Material supplied ::
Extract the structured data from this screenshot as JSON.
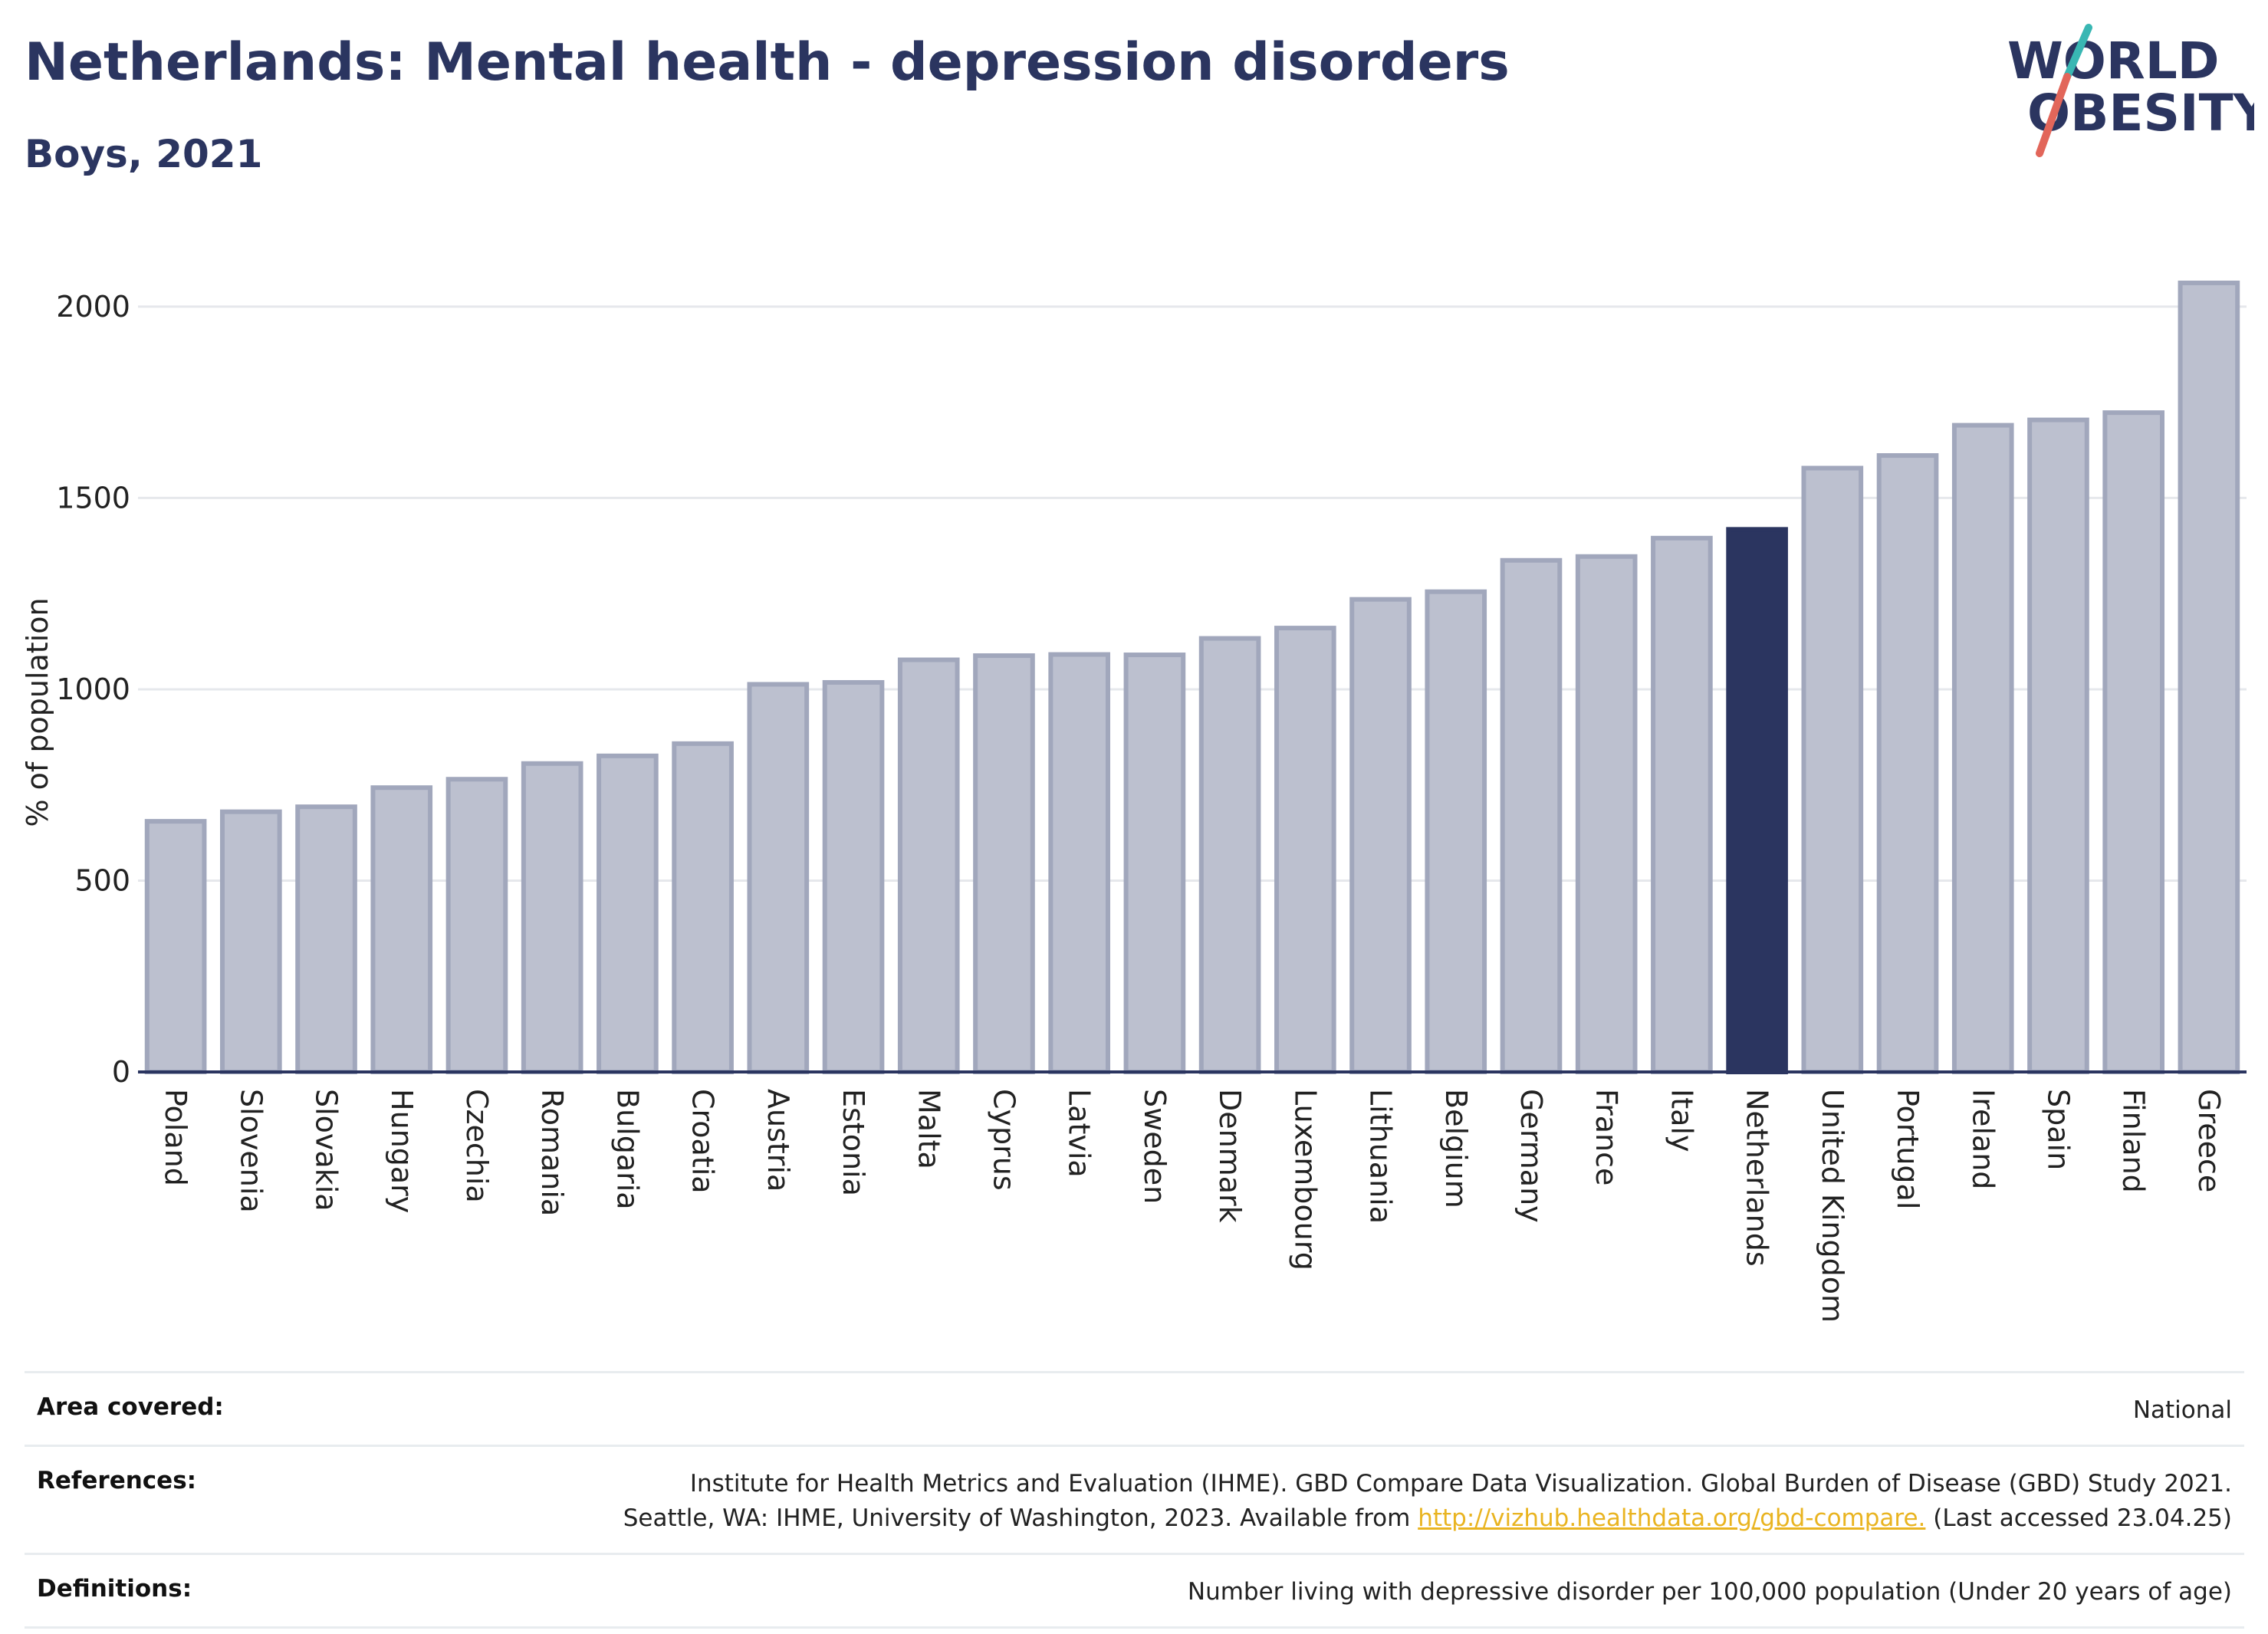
{
  "header": {
    "title": "Netherlands: Mental health - depression disorders",
    "subtitle": "Boys, 2021"
  },
  "logo": {
    "line1": "WORLD",
    "line2": "OBESITY",
    "colors": {
      "text": "#2b3560",
      "slash_teal": "#39b7b3",
      "slash_red": "#e2665a"
    }
  },
  "chart_data": {
    "type": "bar",
    "title": "",
    "xlabel": "",
    "ylabel": "% of population",
    "ylim": [
      0,
      2100
    ],
    "yticks": [
      0,
      500,
      1000,
      1500,
      2000
    ],
    "grid": true,
    "categories": [
      "Poland",
      "Slovenia",
      "Slovakia",
      "Hungary",
      "Czechia",
      "Romania",
      "Bulgaria",
      "Croatia",
      "Austria",
      "Estonia",
      "Malta",
      "Cyprus",
      "Latvia",
      "Sweden",
      "Denmark",
      "Luxembourg",
      "Lithuania",
      "Belgium",
      "Germany",
      "France",
      "Italy",
      "Netherlands",
      "United Kingdom",
      "Portugal",
      "Ireland",
      "Spain",
      "Finland",
      "Greece"
    ],
    "values": [
      655,
      680,
      693,
      743,
      765,
      806,
      826,
      858,
      1013,
      1018,
      1077,
      1088,
      1091,
      1090,
      1133,
      1160,
      1235,
      1255,
      1337,
      1347,
      1395,
      1418,
      1578,
      1611,
      1690,
      1704,
      1723,
      2062
    ],
    "highlight": "Netherlands",
    "colors": {
      "bar": "#bcc0cf",
      "bar_edge": "#a1a7bc",
      "highlight": "#2b3560",
      "grid": "#e6e8ec",
      "axis": "#2b3560"
    }
  },
  "footer": {
    "area_label": "Area covered:",
    "area_value": "National",
    "references_label": "References:",
    "references_line1": "Institute for Health Metrics and Evaluation (IHME). GBD Compare Data Visualization. Global Burden of Disease (GBD) Study 2021.",
    "references_line2_pre": "Seattle, WA: IHME, University of Washington, 2023. Available from ",
    "references_link": "http://vizhub.healthdata.org/gbd-compare.",
    "references_line2_post": " (Last accessed 23.04.25)",
    "definitions_label": "Definitions:",
    "definitions_value": "Number living with depressive disorder per 100,000 population (Under 20 years of age)"
  }
}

Exercise task ::
Go through the listing above line by line and say how many lines hold the word "IHME". Reply with that number only.

Result of the task ::
2